> **WHAT IS ASKED**: Scan the data for lines with "wane" and report the count by itself.

⟨

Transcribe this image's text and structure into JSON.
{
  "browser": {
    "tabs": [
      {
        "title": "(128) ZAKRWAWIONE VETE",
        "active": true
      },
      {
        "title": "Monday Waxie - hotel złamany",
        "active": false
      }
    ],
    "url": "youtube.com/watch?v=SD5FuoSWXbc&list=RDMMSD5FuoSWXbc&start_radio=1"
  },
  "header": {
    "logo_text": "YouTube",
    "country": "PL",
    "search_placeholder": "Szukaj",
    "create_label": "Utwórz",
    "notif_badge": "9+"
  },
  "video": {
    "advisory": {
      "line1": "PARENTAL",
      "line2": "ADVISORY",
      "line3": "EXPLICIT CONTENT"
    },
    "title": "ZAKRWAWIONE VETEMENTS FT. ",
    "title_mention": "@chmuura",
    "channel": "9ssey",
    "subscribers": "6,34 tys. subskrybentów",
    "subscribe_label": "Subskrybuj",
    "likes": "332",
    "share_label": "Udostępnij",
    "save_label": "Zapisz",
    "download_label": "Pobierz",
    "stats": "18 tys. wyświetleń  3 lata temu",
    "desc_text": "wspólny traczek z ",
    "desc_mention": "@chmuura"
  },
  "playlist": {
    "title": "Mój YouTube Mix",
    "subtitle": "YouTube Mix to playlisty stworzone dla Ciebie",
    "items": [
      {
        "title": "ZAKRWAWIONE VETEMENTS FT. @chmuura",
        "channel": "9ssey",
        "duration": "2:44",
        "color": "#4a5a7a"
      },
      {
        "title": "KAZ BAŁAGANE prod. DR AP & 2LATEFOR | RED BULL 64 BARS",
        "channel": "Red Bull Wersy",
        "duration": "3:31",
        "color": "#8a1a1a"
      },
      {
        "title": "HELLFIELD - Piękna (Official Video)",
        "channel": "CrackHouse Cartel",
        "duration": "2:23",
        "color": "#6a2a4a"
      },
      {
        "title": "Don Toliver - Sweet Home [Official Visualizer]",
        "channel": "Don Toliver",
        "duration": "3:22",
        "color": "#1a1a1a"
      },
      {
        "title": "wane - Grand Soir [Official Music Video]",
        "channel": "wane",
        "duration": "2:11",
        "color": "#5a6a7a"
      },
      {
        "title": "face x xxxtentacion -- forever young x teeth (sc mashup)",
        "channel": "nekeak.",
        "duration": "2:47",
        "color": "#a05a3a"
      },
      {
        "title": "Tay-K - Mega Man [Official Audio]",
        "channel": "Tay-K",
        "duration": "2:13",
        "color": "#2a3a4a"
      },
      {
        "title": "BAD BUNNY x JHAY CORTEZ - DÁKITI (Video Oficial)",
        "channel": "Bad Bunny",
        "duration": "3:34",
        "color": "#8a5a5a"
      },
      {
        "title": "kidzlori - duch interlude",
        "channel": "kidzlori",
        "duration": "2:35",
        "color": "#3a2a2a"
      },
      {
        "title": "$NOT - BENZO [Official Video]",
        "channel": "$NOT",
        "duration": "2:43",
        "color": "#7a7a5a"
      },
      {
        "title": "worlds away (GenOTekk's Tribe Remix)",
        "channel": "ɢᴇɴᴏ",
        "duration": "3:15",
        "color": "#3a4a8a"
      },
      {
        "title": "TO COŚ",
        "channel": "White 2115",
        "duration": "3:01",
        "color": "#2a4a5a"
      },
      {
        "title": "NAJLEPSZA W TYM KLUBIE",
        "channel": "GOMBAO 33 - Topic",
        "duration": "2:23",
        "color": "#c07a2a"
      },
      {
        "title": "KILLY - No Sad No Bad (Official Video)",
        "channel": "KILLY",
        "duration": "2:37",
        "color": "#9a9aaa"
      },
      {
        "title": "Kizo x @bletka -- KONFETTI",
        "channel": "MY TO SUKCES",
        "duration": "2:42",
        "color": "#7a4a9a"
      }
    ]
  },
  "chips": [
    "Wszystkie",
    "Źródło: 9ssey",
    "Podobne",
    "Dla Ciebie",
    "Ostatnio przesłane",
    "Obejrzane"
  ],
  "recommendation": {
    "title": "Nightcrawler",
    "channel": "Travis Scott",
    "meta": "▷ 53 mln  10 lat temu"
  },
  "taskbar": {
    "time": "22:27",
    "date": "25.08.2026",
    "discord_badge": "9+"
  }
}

⟩

> **ANSWER TO THE TASK**: 2